**Exercise task:** State how many lines in the entries below contain "have". Write nothing but the number.

>> BEGIN Material provided

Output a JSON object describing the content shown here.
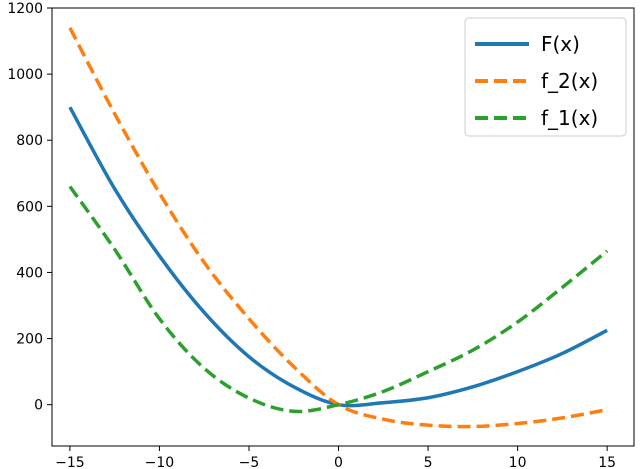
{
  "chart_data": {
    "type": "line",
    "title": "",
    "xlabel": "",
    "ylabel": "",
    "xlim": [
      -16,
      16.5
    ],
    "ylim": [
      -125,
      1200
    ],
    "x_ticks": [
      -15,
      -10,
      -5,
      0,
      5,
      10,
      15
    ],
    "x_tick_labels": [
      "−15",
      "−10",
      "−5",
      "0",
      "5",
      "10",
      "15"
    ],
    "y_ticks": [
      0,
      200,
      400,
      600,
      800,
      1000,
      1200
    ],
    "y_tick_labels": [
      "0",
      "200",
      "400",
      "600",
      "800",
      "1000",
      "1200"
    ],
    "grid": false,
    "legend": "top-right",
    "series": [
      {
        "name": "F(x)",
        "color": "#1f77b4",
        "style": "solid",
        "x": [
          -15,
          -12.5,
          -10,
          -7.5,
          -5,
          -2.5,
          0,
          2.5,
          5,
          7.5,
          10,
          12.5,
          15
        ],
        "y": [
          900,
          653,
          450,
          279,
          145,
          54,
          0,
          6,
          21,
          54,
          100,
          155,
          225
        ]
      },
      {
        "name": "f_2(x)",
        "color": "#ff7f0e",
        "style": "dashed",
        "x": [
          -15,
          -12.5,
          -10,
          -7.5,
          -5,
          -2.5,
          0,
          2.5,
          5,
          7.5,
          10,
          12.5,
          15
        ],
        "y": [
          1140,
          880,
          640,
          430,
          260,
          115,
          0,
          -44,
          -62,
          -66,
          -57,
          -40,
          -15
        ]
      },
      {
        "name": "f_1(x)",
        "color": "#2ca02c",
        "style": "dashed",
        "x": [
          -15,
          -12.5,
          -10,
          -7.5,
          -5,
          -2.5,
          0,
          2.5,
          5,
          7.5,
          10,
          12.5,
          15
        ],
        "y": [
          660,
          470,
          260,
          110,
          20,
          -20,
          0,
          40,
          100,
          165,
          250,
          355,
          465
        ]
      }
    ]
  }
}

>> END Material provided
>> BEGIN Material provided

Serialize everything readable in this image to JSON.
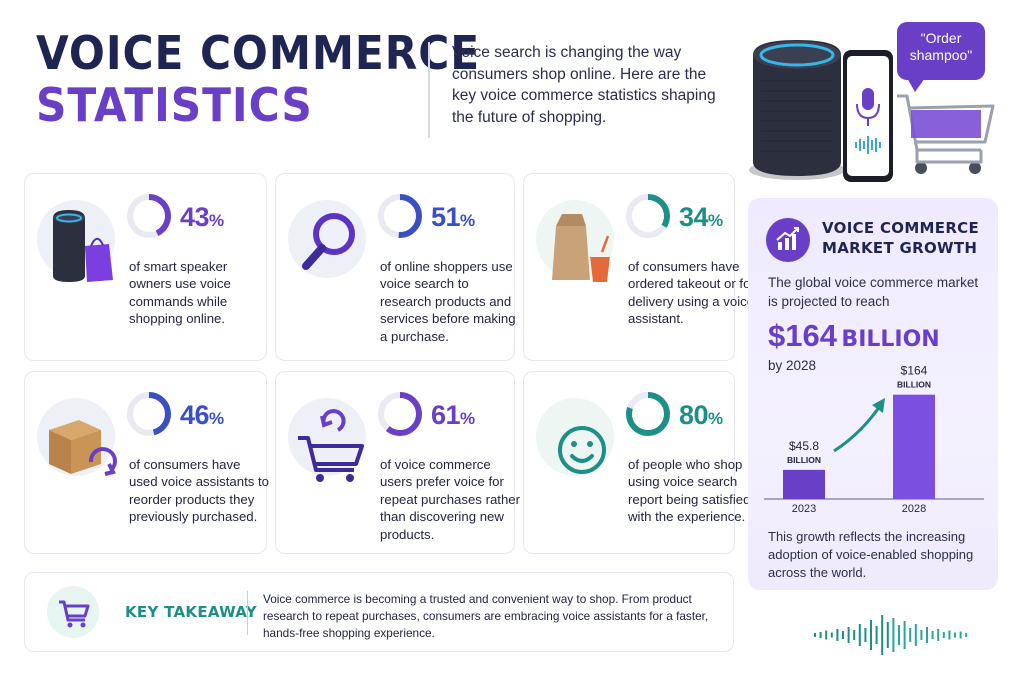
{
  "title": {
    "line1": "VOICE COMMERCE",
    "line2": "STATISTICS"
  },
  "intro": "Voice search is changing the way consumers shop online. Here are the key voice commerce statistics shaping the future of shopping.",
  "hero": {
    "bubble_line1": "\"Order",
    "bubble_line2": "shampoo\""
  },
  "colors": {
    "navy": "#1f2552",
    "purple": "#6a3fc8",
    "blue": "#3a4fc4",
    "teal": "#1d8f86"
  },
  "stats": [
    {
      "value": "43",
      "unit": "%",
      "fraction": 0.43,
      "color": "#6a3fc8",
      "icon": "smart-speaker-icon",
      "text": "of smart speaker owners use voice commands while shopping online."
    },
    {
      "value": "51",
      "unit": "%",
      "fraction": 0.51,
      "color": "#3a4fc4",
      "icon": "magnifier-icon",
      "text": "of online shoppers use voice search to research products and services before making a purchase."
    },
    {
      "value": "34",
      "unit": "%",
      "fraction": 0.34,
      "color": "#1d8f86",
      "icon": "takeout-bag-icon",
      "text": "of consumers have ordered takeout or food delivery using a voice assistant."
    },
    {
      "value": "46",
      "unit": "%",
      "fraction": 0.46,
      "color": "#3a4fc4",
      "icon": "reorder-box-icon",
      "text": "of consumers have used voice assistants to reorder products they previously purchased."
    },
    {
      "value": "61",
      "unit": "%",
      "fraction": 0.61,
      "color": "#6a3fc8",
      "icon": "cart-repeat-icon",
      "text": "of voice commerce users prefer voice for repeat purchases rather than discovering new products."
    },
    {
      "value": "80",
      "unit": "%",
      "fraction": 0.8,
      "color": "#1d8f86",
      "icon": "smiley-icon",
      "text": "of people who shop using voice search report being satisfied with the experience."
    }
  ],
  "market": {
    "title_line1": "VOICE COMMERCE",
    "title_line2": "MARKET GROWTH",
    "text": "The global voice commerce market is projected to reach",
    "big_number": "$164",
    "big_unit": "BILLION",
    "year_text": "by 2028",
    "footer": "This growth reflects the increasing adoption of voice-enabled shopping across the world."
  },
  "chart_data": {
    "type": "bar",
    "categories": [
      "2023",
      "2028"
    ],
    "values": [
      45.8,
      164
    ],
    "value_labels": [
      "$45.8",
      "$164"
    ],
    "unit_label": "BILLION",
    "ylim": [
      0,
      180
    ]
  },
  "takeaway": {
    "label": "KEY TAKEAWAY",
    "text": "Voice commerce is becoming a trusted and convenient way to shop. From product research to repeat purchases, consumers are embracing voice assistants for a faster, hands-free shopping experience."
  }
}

>> END Material provided

**Final result:** 2